SET TASK:
Present every line in which the string "همین" appears.
## Begin DATA PROVIDED
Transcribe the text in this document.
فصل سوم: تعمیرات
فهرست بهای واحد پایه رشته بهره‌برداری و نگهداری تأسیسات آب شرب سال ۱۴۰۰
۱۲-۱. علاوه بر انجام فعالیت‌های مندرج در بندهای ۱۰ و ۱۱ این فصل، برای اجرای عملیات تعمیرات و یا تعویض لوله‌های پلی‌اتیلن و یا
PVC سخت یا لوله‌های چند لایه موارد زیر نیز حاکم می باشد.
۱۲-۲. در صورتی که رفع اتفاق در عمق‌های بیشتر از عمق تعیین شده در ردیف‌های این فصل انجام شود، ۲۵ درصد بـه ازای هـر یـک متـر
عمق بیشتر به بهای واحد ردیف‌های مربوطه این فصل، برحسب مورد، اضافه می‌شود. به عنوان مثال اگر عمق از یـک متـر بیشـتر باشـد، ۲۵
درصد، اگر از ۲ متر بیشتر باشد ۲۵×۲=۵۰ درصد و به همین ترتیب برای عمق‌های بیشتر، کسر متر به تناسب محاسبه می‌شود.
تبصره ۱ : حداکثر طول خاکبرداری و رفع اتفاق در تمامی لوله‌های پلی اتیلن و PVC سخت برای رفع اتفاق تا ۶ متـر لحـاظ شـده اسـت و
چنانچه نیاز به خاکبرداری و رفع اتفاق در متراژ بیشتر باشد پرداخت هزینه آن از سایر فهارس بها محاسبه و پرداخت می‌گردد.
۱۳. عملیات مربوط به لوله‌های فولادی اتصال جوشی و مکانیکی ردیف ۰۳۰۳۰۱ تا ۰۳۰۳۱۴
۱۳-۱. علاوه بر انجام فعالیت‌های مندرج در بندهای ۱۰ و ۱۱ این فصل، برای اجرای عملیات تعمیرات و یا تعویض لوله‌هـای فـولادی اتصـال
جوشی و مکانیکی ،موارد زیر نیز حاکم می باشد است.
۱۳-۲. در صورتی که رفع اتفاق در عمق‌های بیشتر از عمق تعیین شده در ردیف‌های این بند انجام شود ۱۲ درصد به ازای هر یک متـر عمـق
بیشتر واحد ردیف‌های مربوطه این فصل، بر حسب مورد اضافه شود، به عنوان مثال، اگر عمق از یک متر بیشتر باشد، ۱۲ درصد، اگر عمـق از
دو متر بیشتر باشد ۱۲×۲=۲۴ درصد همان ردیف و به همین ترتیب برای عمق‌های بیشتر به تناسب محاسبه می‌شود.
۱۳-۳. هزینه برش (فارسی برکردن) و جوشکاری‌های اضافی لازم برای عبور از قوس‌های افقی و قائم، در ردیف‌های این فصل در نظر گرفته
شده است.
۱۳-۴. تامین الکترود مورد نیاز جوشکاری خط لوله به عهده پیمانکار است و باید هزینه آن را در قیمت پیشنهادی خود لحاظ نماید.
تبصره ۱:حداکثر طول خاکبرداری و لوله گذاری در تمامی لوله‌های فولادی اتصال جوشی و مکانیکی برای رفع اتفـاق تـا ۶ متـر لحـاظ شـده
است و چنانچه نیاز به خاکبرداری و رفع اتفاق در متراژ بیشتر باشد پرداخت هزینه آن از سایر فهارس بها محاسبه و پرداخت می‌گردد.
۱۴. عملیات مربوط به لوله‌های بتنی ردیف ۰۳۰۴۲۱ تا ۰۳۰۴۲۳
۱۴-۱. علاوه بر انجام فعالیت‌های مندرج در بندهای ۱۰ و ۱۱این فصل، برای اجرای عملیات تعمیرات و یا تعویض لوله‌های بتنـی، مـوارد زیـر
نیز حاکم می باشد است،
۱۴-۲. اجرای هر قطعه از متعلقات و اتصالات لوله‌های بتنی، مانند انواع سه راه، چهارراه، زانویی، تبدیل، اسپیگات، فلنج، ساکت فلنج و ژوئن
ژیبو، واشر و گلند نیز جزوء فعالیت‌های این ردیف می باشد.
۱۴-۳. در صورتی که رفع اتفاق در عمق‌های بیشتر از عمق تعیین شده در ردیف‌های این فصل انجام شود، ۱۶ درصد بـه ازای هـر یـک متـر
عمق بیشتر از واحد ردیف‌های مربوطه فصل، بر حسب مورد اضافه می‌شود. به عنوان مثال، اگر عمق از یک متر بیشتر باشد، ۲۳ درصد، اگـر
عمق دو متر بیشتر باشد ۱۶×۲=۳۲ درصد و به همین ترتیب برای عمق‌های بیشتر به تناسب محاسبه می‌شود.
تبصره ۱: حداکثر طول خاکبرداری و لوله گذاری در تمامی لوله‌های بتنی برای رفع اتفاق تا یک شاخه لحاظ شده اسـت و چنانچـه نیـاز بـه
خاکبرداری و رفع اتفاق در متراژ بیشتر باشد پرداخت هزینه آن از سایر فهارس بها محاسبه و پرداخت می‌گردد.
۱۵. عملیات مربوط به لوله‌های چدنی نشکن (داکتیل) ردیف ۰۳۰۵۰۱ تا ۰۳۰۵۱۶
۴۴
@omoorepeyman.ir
## End DATA PROVIDED
RESULT BELOW:
درصد، اگر از ۲ متر بیشتر باشد ۲۵×۲=۵۰ درصد و به همین ترتیب برای عمق‌های بیشتر، کسر متر به تناسب محاسبه می‌شود.
دو متر بیشتر باشد ۱۲×۲=۲۴ درصد همان ردیف و به همین ترتیب برای عمق‌های بیشتر به تناسب محاسبه می‌شود.
عمق دو متر بیشتر باشد ۱۶×۲=۳۲ درصد و به همین ترتیب برای عمق‌های بیشتر به تناسب محاسبه می‌شود.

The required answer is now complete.